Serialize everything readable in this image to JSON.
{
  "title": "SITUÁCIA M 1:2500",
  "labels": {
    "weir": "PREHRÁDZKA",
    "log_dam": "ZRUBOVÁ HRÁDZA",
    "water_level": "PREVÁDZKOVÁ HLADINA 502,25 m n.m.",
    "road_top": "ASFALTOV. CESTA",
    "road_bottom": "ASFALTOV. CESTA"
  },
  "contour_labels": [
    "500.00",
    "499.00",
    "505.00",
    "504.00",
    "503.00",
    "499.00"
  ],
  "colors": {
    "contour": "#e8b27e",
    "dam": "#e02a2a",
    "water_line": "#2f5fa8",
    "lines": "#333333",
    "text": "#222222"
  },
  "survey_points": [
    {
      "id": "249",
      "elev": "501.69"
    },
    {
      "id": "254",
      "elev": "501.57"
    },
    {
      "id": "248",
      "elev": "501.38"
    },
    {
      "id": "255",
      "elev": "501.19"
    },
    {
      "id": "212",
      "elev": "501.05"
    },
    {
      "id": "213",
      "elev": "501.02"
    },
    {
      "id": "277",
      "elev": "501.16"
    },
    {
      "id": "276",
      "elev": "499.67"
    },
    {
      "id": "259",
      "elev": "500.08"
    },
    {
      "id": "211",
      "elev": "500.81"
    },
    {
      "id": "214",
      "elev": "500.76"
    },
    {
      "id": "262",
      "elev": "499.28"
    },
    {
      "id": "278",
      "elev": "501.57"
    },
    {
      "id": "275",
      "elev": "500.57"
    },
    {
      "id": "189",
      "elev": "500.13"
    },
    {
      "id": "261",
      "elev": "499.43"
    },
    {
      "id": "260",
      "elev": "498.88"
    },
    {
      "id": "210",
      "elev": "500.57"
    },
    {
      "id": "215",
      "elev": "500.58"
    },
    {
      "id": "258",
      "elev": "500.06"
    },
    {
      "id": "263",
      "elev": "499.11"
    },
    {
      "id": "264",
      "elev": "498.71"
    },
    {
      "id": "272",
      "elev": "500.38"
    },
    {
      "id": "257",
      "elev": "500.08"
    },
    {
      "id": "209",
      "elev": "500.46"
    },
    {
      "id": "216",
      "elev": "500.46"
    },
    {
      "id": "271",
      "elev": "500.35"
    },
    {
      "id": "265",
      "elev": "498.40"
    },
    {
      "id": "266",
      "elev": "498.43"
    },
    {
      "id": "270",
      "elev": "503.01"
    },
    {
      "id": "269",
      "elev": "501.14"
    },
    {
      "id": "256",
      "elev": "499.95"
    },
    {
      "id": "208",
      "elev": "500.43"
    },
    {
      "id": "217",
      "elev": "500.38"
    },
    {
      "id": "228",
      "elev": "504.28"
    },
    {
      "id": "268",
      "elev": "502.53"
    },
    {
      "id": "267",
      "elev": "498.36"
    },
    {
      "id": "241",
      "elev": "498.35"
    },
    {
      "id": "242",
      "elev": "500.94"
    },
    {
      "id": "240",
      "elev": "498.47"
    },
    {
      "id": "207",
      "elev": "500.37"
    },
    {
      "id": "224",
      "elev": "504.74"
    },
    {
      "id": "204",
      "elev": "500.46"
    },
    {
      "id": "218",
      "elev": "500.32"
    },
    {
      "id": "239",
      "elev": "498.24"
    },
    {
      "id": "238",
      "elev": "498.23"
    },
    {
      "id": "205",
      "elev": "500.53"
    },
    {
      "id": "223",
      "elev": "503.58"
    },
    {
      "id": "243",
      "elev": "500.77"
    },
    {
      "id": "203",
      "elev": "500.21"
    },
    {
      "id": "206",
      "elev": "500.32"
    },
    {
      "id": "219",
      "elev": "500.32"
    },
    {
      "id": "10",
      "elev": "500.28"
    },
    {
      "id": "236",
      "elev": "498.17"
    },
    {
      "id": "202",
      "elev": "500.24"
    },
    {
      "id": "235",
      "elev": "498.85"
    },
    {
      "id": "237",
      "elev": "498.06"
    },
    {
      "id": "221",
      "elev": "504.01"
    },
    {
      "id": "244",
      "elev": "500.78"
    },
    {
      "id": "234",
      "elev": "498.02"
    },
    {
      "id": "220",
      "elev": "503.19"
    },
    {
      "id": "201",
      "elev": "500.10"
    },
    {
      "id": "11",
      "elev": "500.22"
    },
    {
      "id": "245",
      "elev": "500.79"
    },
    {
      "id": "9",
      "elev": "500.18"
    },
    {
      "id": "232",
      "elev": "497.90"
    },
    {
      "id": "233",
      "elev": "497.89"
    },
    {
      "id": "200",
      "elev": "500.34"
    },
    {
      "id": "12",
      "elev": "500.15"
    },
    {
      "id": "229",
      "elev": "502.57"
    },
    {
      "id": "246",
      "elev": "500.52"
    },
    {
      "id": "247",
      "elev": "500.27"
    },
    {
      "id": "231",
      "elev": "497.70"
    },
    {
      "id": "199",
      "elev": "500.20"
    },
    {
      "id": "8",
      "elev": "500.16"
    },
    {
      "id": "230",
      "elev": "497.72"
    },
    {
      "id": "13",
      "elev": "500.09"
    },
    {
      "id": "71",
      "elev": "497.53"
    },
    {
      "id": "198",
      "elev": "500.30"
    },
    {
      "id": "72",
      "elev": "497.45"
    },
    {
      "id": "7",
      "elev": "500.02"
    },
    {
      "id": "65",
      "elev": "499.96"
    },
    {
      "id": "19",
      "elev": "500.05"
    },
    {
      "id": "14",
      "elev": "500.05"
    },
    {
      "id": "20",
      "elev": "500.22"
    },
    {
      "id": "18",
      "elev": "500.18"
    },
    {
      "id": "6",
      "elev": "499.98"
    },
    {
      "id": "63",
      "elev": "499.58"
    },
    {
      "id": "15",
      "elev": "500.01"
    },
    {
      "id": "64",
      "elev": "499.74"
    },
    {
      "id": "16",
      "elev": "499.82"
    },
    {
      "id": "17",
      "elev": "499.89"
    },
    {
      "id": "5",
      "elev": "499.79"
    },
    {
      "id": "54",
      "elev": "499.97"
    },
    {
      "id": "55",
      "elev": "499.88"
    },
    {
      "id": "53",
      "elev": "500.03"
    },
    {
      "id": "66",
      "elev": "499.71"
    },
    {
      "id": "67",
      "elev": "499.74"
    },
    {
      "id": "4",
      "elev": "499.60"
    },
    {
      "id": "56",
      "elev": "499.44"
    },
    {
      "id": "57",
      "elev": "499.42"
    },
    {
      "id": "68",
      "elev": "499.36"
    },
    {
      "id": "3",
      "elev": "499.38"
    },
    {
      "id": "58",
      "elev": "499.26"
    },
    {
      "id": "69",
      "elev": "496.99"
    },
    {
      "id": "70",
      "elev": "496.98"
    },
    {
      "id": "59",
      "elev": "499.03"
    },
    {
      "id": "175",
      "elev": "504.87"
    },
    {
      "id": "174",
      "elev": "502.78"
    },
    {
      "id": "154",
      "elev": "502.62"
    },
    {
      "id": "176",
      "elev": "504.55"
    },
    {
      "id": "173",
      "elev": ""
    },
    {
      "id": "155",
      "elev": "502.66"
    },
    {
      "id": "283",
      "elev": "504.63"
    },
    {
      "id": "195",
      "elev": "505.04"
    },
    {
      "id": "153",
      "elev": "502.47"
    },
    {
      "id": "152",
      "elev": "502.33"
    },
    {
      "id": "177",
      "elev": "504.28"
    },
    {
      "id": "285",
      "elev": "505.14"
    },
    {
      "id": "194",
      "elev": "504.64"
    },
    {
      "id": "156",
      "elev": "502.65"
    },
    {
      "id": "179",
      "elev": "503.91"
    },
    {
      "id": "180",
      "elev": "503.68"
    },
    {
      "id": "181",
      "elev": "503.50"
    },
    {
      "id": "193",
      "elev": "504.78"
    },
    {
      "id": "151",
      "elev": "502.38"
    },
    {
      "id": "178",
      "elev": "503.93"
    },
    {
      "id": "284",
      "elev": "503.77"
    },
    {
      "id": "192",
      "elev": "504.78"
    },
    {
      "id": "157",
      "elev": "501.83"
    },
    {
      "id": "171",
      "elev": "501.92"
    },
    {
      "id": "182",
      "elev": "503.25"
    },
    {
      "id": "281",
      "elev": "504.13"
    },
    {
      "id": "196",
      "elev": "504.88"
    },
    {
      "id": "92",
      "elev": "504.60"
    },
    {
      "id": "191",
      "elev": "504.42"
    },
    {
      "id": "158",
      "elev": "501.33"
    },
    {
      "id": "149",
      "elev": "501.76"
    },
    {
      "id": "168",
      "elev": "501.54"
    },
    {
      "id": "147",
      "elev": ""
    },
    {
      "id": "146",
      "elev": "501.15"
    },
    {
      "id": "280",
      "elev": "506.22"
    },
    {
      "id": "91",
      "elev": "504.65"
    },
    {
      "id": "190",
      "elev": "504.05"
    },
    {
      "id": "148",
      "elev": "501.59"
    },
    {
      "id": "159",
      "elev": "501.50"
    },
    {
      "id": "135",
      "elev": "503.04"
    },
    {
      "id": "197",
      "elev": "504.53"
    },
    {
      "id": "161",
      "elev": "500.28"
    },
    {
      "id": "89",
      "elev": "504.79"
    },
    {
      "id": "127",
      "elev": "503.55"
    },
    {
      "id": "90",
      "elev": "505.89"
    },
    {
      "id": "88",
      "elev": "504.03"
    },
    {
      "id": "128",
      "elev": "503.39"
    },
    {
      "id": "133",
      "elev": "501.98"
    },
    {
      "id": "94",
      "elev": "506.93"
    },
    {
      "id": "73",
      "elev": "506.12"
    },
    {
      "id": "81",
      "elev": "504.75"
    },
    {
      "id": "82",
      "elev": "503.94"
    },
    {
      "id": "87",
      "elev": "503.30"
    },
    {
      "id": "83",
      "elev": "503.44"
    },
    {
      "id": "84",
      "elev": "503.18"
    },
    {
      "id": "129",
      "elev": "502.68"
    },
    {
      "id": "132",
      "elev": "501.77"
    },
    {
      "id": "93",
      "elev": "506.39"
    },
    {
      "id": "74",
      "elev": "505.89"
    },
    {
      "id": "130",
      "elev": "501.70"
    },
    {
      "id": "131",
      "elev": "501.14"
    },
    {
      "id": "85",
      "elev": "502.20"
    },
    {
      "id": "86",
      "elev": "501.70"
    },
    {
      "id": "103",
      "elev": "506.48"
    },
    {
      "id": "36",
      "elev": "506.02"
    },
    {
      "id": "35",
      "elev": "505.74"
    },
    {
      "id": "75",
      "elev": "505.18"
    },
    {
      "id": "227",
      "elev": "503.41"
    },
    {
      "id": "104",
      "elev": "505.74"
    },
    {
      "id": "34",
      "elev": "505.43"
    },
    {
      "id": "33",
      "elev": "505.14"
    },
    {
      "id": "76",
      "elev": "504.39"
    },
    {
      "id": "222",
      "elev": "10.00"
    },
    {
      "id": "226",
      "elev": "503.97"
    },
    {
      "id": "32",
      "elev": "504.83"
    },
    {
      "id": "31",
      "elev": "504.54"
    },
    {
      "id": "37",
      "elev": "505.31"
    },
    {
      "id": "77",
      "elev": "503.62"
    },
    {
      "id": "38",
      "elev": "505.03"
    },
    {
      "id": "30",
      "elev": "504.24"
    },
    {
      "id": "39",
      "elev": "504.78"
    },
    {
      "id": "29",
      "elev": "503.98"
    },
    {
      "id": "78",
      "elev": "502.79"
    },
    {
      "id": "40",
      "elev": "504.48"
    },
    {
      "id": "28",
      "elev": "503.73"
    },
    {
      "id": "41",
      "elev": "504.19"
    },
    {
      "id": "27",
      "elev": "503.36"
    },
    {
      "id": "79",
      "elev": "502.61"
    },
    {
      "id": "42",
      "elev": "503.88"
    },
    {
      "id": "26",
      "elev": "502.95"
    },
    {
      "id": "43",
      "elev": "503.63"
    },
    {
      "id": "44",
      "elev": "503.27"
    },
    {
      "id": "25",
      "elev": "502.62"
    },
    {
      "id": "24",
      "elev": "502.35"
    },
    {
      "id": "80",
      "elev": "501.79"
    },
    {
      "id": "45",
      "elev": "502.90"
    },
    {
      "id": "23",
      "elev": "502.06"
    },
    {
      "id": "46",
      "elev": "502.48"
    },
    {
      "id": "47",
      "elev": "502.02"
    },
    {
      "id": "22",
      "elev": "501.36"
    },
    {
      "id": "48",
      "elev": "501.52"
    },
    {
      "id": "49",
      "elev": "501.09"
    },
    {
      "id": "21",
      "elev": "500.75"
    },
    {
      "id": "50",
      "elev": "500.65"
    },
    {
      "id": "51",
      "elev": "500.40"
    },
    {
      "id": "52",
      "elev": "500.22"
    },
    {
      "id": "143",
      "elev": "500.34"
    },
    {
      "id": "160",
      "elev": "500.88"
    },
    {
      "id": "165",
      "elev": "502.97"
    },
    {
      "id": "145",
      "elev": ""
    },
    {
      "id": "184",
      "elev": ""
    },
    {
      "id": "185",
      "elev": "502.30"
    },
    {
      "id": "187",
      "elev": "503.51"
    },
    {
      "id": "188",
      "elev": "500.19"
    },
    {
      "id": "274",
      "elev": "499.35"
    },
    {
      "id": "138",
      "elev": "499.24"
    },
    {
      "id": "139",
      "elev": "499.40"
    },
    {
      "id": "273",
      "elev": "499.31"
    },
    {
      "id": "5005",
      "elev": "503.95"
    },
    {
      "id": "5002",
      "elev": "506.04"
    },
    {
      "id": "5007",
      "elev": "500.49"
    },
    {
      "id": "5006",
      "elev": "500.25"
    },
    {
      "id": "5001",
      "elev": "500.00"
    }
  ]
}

********************

Search the lines above for the string "ASFALTOV" and copy each line that has it.

    "road_top": "ASFALTOV. CESTA",
    "road_bottom": "ASFALTOV. CESTA"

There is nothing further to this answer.